● Material for this exercise
+ + + + + + +
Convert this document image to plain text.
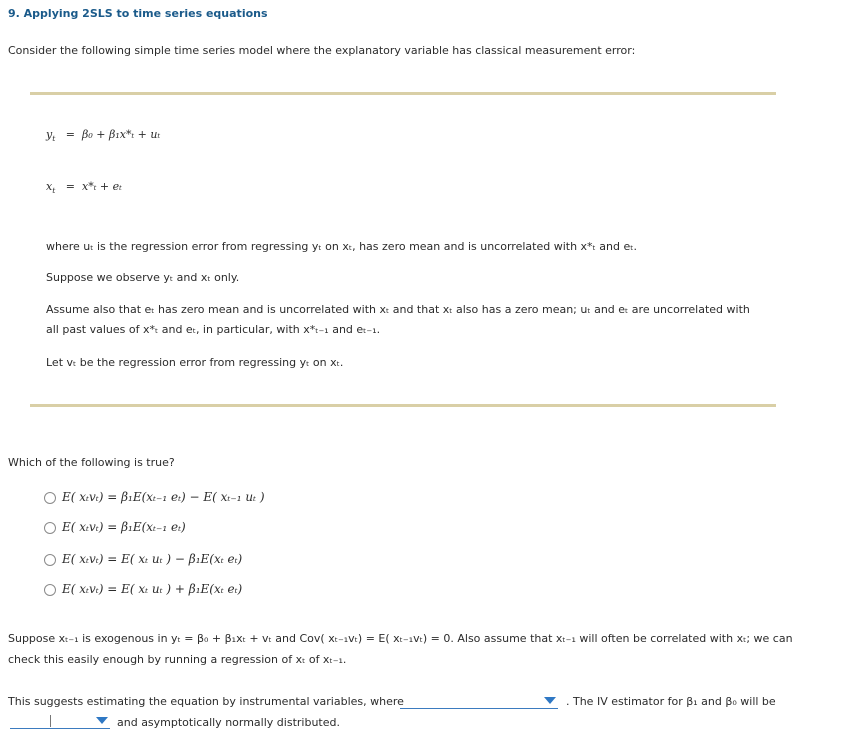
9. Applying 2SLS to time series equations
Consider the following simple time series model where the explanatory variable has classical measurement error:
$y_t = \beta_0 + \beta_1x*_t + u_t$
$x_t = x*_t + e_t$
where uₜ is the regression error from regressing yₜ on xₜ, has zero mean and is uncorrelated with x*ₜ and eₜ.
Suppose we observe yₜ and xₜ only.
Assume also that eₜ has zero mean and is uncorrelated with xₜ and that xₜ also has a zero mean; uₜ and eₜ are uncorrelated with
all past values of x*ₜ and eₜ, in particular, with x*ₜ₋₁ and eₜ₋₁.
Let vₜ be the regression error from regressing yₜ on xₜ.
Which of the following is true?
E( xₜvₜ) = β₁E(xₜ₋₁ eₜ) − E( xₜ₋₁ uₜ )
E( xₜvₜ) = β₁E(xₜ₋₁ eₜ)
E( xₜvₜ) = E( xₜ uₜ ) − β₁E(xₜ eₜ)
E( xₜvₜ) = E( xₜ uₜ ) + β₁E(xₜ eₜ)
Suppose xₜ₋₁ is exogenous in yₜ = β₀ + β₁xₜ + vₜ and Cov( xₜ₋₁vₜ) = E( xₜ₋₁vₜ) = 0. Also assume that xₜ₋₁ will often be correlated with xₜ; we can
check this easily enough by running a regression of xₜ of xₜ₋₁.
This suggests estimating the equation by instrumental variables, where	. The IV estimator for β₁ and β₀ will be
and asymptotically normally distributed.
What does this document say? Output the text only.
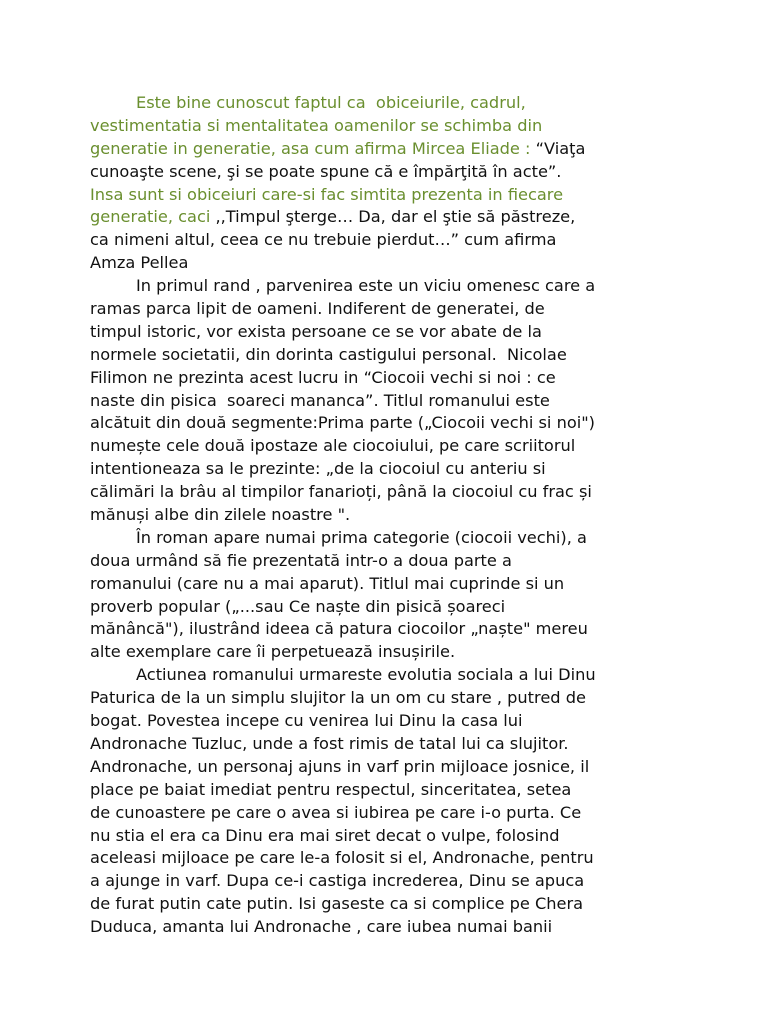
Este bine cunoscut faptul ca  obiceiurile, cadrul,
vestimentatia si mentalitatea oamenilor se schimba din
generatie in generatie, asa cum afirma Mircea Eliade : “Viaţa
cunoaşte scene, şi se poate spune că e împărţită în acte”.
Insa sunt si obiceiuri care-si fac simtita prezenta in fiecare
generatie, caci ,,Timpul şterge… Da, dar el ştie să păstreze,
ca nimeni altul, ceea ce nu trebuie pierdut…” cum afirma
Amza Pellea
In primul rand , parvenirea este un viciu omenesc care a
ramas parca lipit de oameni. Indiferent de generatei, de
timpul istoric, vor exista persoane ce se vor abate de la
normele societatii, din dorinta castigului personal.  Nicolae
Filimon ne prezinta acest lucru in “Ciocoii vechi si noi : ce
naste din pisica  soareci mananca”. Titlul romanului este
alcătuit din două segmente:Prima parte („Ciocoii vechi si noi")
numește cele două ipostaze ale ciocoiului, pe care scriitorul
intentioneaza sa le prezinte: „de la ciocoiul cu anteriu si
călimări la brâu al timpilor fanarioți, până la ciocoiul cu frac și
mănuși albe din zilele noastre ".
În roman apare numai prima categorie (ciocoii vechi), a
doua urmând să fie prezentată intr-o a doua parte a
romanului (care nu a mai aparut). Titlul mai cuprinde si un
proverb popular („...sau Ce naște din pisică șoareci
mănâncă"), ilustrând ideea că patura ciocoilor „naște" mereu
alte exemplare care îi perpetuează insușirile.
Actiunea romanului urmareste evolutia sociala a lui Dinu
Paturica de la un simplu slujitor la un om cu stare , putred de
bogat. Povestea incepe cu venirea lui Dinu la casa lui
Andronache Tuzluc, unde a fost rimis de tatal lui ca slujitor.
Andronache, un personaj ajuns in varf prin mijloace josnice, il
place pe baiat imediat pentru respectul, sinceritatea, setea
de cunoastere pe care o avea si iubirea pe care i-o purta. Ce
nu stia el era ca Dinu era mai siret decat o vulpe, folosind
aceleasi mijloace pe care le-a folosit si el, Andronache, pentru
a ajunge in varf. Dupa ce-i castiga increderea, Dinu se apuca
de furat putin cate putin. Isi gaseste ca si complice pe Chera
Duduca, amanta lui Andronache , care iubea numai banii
+ + + + + + +
● Task statement
Transcribe the whole listing, character for character, but not its images.

● Reply to the exercise
Convert this document image to plain text.
9. Applying 2SLS to time series equations
Consider the following simple time series model where the explanatory variable has classical measurement error:
$y_t = \beta_0 + \beta_1x*_t + u_t$
$x_t = x*_t + e_t$
where uₜ is the regression error from regressing yₜ on xₜ, has zero mean and is uncorrelated with x*ₜ and eₜ.
Suppose we observe yₜ and xₜ only.
Assume also that eₜ has zero mean and is uncorrelated with xₜ and that xₜ also has a zero mean; uₜ and eₜ are uncorrelated with
all past values of x*ₜ and eₜ, in particular, with x*ₜ₋₁ and eₜ₋₁.
Let vₜ be the regression error from regressing yₜ on xₜ.
Which of the following is true?
E( xₜvₜ) = β₁E(xₜ₋₁ eₜ) − E( xₜ₋₁ uₜ )
E( xₜvₜ) = β₁E(xₜ₋₁ eₜ)
E( xₜvₜ) = E( xₜ uₜ ) − β₁E(xₜ eₜ)
E( xₜvₜ) = E( xₜ uₜ ) + β₁E(xₜ eₜ)
Suppose xₜ₋₁ is exogenous in yₜ = β₀ + β₁xₜ + vₜ and Cov( xₜ₋₁vₜ) = E( xₜ₋₁vₜ) = 0. Also assume that xₜ₋₁ will often be correlated with xₜ; we can
check this easily enough by running a regression of xₜ of xₜ₋₁.
This suggests estimating the equation by instrumental variables, where	. The IV estimator for β₁ and β₀ will be
and asymptotically normally distributed.
What does this document say? Output the text only.
Este bine cunoscut faptul ca  obiceiurile, cadrul,
vestimentatia si mentalitatea oamenilor se schimba din
generatie in generatie, asa cum afirma Mircea Eliade : “Viaţa
cunoaşte scene, şi se poate spune că e împărţită în acte”.
Insa sunt si obiceiuri care-si fac simtita prezenta in fiecare
generatie, caci ,,Timpul şterge… Da, dar el ştie să păstreze,
ca nimeni altul, ceea ce nu trebuie pierdut…” cum afirma
Amza Pellea
In primul rand , parvenirea este un viciu omenesc care a
ramas parca lipit de oameni. Indiferent de generatei, de
timpul istoric, vor exista persoane ce se vor abate de la
normele societatii, din dorinta castigului personal.  Nicolae
Filimon ne prezinta acest lucru in “Ciocoii vechi si noi : ce
naste din pisica  soareci mananca”. Titlul romanului este
alcătuit din două segmente:Prima parte („Ciocoii vechi si noi")
numește cele două ipostaze ale ciocoiului, pe care scriitorul
intentioneaza sa le prezinte: „de la ciocoiul cu anteriu si
călimări la brâu al timpilor fanarioți, până la ciocoiul cu frac și
mănuși albe din zilele noastre ".
În roman apare numai prima categorie (ciocoii vechi), a
doua urmând să fie prezentată intr-o a doua parte a
romanului (care nu a mai aparut). Titlul mai cuprinde si un
proverb popular („...sau Ce naște din pisică șoareci
mănâncă"), ilustrând ideea că patura ciocoilor „naște" mereu
alte exemplare care îi perpetuează insușirile.
Actiunea romanului urmareste evolutia sociala a lui Dinu
Paturica de la un simplu slujitor la un om cu stare , putred de
bogat. Povestea incepe cu venirea lui Dinu la casa lui
Andronache Tuzluc, unde a fost rimis de tatal lui ca slujitor.
Andronache, un personaj ajuns in varf prin mijloace josnice, il
place pe baiat imediat pentru respectul, sinceritatea, setea
de cunoastere pe care o avea si iubirea pe care i-o purta. Ce
nu stia el era ca Dinu era mai siret decat o vulpe, folosind
aceleasi mijloace pe care le-a folosit si el, Andronache, pentru
a ajunge in varf. Dupa ce-i castiga increderea, Dinu se apuca
de furat putin cate putin. Isi gaseste ca si complice pe Chera
Duduca, amanta lui Andronache , care iubea numai banii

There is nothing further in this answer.